◆ To do
Write out all the entries word for word and omit any pictures.

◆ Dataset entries
(begin)

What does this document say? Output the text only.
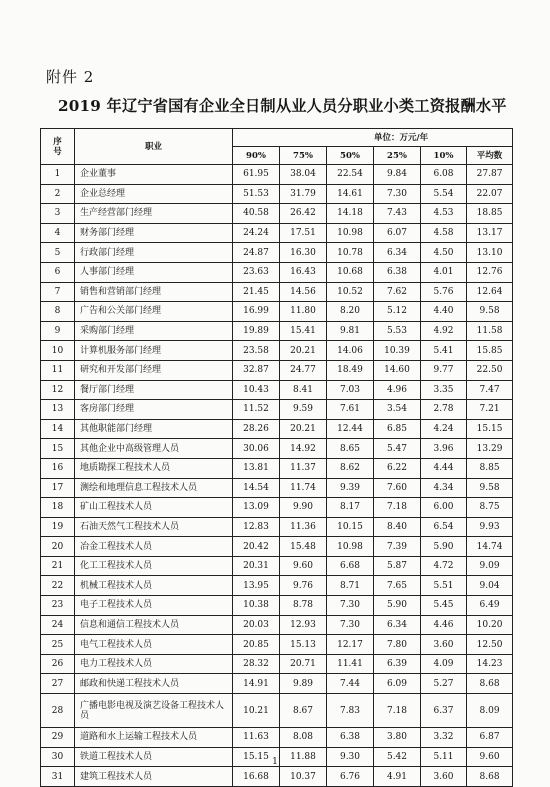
附件 2
2019 年辽宁省国有企业全日制从业人员分职业小类工资报酬水平
序
号	职业	单位：万元/年					
		90%	75%	50%	25%	10%	平均数
1	企业董事	61.95	38.04	22.54	9.84	6.08	27.87
2	企业总经理	51.53	31.79	14.61	7.30	5.54	22.07
3	生产经营部门经理	40.58	26.42	14.18	7.43	4.53	18.85
4	财务部门经理	24.24	17.51	10.98	6.07	4.58	13.17
5	行政部门经理	24.87	16.30	10.78	6.34	4.50	13.10
6	人事部门经理	23.63	16.43	10.68	6.38	4.01	12.76
7	销售和营销部门经理	21.45	14.56	10.52	7.62	5.76	12.64
8	广告和公关部门经理	16.99	11.80	8.20	5.12	4.40	9.58
9	采购部门经理	19.89	15.41	9.81	5.53	4.92	11.58
10	计算机服务部门经理	23.58	20.21	14.06	10.39	5.41	15.85
11	研究和开发部门经理	32.87	24.77	18.49	14.60	9.77	22.50
12	餐厅部门经理	10.43	8.41	7.03	4.96	3.35	7.47
13	客房部门经理	11.52	9.59	7.61	3.54	2.78	7.21
14	其他职能部门经理	28.26	20.21	12.44	6.85	4.24	15.15
15	其他企业中高级管理人员	30.06	14.92	8.65	5.47	3.96	13.29
16	地质勘探工程技术人员	13.81	11.37	8.62	6.22	4.44	8.85
17	测绘和地理信息工程技术人员	14.54	11.74	9.39	7.60	4.34	9.58
18	矿山工程技术人员	13.09	9.90	8.17	7.18	6.00	8.75
19	石油天然气工程技术人员	12.83	11.36	10.15	8.40	6.54	9.93
20	冶金工程技术人员	20.42	15.48	10.98	7.39	5.90	14.74
21	化工工程技术人员	20.31	9.60	6.68	5.87	4.72	9.09
22	机械工程技术人员	13.95	9.76	8.71	7.65	5.51	9.04
23	电子工程技术人员	10.38	8.78	7.30	5.90	5.45	6.49
24	信息和通信工程技术人员	20.03	12.93	7.30	6.34	4.46	10.20
25	电气工程技术人员	20.85	15.13	12.17	7.80	3.60	12.50
26	电力工程技术人员	28.32	20.71	11.41	6.39	4.09	14.23
27	邮政和快递工程技术人员	14.91	9.89	7.44	6.09	5.27	8.68
28	广播电影电视及演艺设备工程技术人员	10.21	8.67	7.83	7.18	6.37	8.09
29	道路和水上运输工程技术人员	11.63	8.08	6.38	3.80	3.32	6.87
30	铁道工程技术人员	15.15	11.88	9.30	5.42	5.11	9.60
31	建筑工程技术人员	16.68	10.37	6.76	4.91	3.60	8.68
1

(end)

◆ Right answer
What does this document say? Output the text only.
附件 2
2019 年辽宁省国有企业全日制从业人员分职业小类工资报酬水平
序
号	职业	单位：万元/年					
		90%	75%	50%	25%	10%	平均数
1	企业董事	61.95	38.04	22.54	9.84	6.08	27.87
2	企业总经理	51.53	31.79	14.61	7.30	5.54	22.07
3	生产经营部门经理	40.58	26.42	14.18	7.43	4.53	18.85
4	财务部门经理	24.24	17.51	10.98	6.07	4.58	13.17
5	行政部门经理	24.87	16.30	10.78	6.34	4.50	13.10
6	人事部门经理	23.63	16.43	10.68	6.38	4.01	12.76
7	销售和营销部门经理	21.45	14.56	10.52	7.62	5.76	12.64
8	广告和公关部门经理	16.99	11.80	8.20	5.12	4.40	9.58
9	采购部门经理	19.89	15.41	9.81	5.53	4.92	11.58
10	计算机服务部门经理	23.58	20.21	14.06	10.39	5.41	15.85
11	研究和开发部门经理	32.87	24.77	18.49	14.60	9.77	22.50
12	餐厅部门经理	10.43	8.41	7.03	4.96	3.35	7.47
13	客房部门经理	11.52	9.59	7.61	3.54	2.78	7.21
14	其他职能部门经理	28.26	20.21	12.44	6.85	4.24	15.15
15	其他企业中高级管理人员	30.06	14.92	8.65	5.47	3.96	13.29
16	地质勘探工程技术人员	13.81	11.37	8.62	6.22	4.44	8.85
17	测绘和地理信息工程技术人员	14.54	11.74	9.39	7.60	4.34	9.58
18	矿山工程技术人员	13.09	9.90	8.17	7.18	6.00	8.75
19	石油天然气工程技术人员	12.83	11.36	10.15	8.40	6.54	9.93
20	冶金工程技术人员	20.42	15.48	10.98	7.39	5.90	14.74
21	化工工程技术人员	20.31	9.60	6.68	5.87	4.72	9.09
22	机械工程技术人员	13.95	9.76	8.71	7.65	5.51	9.04
23	电子工程技术人员	10.38	8.78	7.30	5.90	5.45	6.49
24	信息和通信工程技术人员	20.03	12.93	7.30	6.34	4.46	10.20
25	电气工程技术人员	20.85	15.13	12.17	7.80	3.60	12.50
26	电力工程技术人员	28.32	20.71	11.41	6.39	4.09	14.23
27	邮政和快递工程技术人员	14.91	9.89	7.44	6.09	5.27	8.68
28	广播电影电视及演艺设备工程技术人员	10.21	8.67	7.83	7.18	6.37	8.09
29	道路和水上运输工程技术人员	11.63	8.08	6.38	3.80	3.32	6.87
30	铁道工程技术人员	15.15	11.88	9.30	5.42	5.11	9.60
31	建筑工程技术人员	16.68	10.37	6.76	4.91	3.60	8.68
1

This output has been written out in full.